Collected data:

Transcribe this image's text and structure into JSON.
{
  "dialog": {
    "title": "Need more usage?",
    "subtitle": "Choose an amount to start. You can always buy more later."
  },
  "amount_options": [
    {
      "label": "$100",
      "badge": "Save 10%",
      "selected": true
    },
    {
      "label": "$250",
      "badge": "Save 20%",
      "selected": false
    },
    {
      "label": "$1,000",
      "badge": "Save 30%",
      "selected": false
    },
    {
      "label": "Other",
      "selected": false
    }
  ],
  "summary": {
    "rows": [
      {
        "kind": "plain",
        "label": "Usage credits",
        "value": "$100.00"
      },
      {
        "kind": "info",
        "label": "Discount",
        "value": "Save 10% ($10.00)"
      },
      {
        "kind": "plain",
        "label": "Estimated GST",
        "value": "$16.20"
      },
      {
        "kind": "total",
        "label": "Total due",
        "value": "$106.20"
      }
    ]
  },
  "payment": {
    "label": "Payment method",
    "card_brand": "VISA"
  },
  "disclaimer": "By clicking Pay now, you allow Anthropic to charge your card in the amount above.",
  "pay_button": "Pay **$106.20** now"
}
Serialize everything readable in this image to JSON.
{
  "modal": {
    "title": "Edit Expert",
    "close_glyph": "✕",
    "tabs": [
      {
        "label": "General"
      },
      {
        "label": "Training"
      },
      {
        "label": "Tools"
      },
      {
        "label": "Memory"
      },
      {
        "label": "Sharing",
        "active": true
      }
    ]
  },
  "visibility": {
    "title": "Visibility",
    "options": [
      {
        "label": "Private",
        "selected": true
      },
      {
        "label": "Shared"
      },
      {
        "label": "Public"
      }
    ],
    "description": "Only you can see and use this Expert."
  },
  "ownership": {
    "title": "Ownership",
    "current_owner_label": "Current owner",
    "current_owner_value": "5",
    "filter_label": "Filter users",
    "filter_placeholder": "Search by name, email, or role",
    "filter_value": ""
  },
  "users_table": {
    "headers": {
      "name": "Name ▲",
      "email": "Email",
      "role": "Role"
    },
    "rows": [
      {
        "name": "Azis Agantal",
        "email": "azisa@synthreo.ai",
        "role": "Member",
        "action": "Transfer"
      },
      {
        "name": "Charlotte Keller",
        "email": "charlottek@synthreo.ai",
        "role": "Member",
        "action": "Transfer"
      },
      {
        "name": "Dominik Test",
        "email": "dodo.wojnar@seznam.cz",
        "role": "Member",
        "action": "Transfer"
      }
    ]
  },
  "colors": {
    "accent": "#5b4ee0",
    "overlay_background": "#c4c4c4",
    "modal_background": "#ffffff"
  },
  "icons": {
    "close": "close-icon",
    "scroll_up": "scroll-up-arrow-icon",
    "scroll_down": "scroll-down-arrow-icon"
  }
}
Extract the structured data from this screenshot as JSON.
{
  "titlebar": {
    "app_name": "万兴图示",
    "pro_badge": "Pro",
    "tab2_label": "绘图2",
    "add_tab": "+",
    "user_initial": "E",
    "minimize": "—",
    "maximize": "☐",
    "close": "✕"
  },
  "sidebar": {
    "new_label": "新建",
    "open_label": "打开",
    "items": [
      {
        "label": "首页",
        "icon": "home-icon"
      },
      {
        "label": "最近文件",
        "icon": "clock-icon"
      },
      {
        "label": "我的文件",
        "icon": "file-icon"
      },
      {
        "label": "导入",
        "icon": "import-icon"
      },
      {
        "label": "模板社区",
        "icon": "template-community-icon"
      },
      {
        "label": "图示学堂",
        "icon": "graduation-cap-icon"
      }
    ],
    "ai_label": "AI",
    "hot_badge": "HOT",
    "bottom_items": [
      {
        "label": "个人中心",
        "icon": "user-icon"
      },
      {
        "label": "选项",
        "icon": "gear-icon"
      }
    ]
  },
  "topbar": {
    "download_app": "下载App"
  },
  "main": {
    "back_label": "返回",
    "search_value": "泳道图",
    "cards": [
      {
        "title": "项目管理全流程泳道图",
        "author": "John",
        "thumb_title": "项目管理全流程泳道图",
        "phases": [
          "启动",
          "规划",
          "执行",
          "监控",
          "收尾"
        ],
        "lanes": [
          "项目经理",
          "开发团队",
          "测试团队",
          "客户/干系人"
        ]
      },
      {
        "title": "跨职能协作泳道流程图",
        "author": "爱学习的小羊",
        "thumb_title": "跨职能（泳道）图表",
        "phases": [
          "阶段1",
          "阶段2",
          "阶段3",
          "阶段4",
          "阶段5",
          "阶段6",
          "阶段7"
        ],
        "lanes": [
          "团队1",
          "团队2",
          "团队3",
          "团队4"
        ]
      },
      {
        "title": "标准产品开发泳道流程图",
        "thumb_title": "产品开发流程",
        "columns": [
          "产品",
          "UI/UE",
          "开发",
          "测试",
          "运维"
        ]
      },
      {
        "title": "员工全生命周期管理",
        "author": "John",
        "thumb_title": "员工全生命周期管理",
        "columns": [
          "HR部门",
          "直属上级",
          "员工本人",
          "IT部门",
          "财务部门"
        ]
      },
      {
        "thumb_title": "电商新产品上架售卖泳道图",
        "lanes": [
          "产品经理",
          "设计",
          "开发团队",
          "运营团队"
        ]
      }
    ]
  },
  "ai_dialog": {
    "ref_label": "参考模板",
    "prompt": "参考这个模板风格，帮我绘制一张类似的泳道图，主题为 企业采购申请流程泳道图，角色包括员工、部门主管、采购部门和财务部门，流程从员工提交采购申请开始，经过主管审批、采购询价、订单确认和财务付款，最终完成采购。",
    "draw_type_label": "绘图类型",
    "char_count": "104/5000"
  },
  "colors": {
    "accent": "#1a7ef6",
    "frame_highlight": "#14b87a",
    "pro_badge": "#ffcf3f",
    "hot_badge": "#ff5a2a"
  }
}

**Direction**
Copy each line of the data above that holds "this".

**Task solution**
Transcribe this image's text and structure into JSON.
Serialize everything readable in this image to JSON.
    "description": "Only you can see and use this Expert."
Extract the structured data from this screenshot as JSON.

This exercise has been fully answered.